Challenge |
Lines that hold the word "index" should be located and copied.

Records from a dataset:

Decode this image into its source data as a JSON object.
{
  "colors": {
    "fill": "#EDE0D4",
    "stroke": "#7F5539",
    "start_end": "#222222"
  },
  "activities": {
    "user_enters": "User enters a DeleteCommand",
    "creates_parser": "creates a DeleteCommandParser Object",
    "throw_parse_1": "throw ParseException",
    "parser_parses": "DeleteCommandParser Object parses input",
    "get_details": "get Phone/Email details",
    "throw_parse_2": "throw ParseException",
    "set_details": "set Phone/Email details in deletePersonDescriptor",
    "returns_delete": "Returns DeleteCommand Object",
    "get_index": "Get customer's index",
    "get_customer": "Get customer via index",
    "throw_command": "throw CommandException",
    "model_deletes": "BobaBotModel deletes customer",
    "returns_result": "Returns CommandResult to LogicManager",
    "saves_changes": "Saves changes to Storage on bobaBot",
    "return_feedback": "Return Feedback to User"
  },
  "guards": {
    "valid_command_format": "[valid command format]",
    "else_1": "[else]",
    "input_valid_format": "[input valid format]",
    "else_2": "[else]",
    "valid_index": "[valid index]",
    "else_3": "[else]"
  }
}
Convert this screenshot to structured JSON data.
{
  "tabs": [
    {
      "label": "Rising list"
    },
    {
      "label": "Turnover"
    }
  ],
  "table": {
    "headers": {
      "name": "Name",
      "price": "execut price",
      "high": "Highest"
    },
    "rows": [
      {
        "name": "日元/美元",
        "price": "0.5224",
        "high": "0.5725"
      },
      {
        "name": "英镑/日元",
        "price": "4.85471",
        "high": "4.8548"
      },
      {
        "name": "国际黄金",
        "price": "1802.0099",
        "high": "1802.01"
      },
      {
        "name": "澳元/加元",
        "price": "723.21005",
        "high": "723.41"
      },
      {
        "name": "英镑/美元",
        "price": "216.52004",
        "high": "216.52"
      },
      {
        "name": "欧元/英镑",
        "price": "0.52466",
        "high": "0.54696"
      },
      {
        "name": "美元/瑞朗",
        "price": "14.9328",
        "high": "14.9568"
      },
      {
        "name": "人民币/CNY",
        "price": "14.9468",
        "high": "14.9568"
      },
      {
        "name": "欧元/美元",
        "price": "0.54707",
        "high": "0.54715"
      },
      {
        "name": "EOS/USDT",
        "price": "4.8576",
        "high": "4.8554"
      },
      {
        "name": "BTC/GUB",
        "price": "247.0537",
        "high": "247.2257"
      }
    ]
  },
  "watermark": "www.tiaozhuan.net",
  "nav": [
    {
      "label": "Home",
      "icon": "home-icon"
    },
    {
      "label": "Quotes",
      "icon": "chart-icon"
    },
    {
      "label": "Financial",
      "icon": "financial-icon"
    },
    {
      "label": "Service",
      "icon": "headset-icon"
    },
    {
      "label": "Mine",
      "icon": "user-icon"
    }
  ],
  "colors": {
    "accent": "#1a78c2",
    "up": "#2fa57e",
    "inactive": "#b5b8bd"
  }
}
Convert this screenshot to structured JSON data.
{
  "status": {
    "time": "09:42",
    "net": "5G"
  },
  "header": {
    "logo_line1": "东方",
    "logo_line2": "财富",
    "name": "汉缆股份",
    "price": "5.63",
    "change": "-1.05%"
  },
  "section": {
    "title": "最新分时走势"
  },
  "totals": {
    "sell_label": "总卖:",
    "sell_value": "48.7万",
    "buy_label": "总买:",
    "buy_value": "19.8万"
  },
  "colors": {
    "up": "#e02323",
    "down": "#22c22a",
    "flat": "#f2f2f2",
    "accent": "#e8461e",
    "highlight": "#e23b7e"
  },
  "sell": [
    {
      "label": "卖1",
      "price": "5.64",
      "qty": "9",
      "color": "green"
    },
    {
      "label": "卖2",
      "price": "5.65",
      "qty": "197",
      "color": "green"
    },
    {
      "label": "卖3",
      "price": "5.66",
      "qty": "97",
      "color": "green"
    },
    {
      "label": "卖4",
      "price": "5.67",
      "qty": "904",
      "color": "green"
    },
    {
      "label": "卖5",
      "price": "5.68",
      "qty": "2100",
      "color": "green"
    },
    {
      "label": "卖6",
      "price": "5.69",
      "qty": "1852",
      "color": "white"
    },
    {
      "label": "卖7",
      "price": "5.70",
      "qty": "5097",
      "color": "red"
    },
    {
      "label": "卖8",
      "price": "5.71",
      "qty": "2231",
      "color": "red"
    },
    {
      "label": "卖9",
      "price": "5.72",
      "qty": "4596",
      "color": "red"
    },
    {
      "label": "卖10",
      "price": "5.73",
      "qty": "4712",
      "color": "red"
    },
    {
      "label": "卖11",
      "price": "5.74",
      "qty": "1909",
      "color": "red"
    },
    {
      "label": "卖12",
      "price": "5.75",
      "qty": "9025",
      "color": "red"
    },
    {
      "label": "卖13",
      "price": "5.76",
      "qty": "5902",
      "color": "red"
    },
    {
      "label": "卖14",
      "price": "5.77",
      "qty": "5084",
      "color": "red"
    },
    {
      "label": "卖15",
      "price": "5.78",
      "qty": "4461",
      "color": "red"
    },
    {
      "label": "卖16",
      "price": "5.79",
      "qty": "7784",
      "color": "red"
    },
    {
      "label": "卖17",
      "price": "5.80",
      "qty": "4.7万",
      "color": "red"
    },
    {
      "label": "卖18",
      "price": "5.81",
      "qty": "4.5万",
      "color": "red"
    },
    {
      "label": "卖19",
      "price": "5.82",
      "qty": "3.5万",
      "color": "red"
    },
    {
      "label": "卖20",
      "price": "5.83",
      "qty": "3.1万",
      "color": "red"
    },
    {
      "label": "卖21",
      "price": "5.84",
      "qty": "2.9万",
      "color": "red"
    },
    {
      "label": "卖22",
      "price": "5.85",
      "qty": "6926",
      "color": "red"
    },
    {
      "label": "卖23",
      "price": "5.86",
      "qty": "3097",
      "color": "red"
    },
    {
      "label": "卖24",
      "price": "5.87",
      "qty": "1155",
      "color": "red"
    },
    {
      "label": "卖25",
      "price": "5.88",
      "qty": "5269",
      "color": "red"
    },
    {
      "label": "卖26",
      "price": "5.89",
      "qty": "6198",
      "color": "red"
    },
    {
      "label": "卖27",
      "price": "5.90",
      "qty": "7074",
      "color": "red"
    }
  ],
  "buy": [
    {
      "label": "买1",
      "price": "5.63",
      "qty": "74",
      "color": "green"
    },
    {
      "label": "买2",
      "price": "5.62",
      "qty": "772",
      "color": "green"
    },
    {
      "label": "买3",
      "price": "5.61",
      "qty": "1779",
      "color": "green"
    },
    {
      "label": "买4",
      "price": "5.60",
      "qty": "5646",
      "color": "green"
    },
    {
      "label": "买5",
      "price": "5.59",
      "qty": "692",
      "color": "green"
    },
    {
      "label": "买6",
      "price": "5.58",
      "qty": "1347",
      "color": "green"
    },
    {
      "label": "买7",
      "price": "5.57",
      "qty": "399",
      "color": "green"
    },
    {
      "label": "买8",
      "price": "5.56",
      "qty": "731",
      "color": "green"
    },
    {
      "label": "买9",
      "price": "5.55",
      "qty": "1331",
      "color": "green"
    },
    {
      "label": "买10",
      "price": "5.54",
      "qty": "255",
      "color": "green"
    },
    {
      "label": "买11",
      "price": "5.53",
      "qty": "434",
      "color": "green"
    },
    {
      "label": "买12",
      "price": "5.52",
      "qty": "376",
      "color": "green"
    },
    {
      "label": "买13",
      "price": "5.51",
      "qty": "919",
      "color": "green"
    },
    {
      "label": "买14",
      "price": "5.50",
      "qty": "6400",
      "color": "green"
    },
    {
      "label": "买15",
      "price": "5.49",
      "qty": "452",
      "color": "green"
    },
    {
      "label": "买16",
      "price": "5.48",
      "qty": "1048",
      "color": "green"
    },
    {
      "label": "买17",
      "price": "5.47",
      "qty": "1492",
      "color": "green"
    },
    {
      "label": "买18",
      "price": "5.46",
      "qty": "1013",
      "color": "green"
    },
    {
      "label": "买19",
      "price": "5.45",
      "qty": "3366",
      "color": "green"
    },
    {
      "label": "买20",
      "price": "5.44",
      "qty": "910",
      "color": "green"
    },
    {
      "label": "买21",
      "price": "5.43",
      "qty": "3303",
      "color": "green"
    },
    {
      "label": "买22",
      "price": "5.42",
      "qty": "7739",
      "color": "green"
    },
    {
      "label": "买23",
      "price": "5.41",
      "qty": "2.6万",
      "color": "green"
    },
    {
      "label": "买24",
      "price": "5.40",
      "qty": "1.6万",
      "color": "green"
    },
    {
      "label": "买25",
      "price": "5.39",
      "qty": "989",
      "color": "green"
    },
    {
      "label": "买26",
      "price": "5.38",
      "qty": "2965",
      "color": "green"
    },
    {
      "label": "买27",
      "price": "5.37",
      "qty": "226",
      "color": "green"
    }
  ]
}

Solution to this exercise |
    "get_index": "Get customer's index",
    "get_customer": "Get customer via index",
    "valid_index": "[valid index]",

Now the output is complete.